● EXERCISE DETAILS
In the entries, find all lines that hold the word "tools" and copy them.

─── RECORD SET ───

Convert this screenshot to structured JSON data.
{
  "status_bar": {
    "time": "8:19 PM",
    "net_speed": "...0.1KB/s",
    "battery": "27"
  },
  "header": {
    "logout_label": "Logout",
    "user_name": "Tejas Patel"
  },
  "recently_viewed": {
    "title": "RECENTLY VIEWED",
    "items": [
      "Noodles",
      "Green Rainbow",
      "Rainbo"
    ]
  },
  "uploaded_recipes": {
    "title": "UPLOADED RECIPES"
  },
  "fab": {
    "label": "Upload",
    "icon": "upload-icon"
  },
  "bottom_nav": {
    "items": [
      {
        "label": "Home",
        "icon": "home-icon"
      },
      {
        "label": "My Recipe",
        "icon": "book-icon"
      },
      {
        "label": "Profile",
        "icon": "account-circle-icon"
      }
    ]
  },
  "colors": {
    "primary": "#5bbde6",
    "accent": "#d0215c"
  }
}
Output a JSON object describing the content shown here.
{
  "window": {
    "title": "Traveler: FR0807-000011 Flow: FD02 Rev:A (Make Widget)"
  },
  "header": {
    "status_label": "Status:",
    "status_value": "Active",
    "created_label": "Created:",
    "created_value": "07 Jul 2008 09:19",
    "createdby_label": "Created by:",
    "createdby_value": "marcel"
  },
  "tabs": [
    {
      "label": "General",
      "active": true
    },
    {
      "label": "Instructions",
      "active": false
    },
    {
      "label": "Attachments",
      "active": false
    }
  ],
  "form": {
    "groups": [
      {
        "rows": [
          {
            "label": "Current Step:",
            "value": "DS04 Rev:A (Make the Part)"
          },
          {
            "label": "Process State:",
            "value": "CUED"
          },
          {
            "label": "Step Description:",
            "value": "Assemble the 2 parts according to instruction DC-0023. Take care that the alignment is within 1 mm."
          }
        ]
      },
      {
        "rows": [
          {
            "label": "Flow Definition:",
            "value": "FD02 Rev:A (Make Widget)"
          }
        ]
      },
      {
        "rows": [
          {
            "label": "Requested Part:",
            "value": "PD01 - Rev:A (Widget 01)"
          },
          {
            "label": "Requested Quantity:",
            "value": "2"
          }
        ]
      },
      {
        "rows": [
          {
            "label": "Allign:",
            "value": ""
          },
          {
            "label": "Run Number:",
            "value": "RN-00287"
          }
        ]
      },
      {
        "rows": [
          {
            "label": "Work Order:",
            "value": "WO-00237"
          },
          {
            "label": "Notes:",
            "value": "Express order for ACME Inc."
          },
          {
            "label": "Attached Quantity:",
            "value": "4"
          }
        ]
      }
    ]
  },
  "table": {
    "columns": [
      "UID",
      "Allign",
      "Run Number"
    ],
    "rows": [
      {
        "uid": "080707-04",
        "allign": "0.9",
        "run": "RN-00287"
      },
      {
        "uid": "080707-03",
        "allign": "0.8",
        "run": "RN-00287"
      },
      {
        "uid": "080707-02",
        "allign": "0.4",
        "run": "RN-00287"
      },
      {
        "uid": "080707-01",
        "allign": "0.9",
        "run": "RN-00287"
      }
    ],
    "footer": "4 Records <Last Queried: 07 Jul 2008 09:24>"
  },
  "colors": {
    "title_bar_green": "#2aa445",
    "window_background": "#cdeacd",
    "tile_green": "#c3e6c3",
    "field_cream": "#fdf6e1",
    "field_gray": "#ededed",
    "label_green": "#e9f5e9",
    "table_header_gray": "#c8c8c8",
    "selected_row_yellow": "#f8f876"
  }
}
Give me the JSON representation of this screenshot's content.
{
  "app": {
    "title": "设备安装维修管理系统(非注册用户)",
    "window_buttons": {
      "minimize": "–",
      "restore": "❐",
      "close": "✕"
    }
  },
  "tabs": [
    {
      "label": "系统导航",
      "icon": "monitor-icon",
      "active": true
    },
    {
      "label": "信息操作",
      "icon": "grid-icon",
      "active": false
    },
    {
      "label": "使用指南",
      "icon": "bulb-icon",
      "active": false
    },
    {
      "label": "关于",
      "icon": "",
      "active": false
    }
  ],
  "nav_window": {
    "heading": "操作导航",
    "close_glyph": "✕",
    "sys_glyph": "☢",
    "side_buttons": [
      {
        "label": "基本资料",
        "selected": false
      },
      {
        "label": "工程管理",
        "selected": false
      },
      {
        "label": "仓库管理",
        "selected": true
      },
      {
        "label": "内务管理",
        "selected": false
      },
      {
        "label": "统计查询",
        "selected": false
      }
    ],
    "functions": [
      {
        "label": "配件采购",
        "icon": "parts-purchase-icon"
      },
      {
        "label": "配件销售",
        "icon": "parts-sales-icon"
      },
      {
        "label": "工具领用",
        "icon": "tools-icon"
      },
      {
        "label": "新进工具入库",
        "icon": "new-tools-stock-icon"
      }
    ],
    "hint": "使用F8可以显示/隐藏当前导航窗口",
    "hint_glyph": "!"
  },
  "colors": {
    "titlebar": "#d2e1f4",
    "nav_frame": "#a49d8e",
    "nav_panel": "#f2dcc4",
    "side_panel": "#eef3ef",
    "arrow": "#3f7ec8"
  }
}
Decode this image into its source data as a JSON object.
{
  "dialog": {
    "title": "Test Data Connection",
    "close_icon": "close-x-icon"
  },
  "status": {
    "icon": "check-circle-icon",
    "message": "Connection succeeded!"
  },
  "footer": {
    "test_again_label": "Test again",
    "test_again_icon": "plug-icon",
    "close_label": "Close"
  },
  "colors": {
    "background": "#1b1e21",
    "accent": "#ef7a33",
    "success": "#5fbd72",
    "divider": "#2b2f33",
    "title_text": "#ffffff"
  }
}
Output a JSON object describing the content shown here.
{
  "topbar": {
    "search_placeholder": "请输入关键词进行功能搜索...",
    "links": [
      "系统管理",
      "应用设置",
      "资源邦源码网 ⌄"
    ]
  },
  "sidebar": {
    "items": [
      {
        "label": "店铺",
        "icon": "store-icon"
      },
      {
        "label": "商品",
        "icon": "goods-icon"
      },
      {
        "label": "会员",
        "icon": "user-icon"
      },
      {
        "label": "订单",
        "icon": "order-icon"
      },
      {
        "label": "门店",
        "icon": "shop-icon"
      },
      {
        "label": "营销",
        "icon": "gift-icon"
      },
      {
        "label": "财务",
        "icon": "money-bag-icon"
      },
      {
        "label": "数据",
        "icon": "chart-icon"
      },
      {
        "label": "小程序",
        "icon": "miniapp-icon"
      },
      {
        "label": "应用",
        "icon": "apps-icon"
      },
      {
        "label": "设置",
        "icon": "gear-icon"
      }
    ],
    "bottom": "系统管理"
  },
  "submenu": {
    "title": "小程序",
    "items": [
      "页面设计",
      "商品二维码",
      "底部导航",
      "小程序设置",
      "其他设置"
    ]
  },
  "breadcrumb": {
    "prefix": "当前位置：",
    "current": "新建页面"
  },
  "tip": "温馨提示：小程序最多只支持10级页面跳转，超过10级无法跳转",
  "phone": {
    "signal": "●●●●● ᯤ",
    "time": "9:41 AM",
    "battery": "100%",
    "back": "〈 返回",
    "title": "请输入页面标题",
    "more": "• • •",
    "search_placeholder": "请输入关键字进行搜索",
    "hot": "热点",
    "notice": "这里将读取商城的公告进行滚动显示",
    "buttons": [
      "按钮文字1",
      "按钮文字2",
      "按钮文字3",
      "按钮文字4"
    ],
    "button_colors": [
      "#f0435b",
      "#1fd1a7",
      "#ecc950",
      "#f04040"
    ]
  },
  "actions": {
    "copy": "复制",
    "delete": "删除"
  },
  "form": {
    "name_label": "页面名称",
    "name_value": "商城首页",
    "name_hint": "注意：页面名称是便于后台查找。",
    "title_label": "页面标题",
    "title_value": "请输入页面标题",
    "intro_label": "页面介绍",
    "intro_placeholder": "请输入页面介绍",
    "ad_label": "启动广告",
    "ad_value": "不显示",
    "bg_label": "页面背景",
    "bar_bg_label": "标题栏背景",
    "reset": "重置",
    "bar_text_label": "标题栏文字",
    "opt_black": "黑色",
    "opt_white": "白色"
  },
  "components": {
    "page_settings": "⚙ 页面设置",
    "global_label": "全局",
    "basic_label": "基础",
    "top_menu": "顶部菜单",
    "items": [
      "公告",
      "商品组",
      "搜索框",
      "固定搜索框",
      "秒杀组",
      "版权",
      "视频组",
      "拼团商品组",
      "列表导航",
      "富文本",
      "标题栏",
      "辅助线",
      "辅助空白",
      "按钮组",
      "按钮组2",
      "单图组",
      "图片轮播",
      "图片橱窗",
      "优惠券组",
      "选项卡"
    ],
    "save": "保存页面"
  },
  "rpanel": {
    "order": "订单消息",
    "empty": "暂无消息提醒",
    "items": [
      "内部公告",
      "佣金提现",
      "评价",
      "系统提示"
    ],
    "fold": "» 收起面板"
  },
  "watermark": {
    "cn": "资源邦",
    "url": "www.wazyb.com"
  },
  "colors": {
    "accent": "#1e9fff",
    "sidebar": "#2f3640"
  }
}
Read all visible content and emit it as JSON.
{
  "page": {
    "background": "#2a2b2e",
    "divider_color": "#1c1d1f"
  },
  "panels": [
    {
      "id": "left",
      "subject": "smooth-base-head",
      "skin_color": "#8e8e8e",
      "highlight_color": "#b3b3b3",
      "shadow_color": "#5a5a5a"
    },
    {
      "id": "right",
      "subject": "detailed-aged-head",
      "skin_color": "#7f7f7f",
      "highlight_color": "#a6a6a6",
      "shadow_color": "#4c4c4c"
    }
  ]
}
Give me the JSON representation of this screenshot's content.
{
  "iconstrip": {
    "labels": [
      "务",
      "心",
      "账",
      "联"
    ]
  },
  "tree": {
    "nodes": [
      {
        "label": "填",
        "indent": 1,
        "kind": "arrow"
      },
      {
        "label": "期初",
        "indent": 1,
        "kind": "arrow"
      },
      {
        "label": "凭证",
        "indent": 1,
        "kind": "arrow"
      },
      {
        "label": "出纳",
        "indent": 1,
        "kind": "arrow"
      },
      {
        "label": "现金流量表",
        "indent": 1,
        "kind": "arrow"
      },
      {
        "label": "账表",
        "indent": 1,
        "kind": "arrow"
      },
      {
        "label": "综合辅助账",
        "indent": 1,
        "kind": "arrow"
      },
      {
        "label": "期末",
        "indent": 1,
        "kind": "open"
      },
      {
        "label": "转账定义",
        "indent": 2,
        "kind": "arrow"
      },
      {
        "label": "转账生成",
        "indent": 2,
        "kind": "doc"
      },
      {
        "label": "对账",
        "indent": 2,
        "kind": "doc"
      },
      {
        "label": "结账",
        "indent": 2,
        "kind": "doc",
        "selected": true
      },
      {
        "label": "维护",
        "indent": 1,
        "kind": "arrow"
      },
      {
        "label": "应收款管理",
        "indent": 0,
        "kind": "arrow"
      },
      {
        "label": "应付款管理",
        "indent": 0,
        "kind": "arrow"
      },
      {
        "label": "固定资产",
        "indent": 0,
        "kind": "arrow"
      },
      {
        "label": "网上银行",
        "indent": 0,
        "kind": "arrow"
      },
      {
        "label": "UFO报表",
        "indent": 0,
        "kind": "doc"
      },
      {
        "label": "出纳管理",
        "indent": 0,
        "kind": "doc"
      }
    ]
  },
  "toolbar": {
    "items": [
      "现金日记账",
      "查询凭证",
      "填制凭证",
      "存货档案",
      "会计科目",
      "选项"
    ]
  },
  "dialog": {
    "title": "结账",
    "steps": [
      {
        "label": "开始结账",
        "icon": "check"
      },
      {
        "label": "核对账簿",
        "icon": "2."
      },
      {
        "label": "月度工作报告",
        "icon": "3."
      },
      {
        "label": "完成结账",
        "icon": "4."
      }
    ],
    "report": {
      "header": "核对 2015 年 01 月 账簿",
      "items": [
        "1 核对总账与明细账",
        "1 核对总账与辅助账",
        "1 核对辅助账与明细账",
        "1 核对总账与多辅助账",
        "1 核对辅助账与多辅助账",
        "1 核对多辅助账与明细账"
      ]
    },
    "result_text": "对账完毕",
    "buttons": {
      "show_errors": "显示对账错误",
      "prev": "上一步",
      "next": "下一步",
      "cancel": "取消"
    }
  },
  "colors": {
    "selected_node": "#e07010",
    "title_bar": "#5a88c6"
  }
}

───

● ANSWER FOR THIS EXERCISE
        "icon": "tools-icon"
        "icon": "new-tools-stock-icon"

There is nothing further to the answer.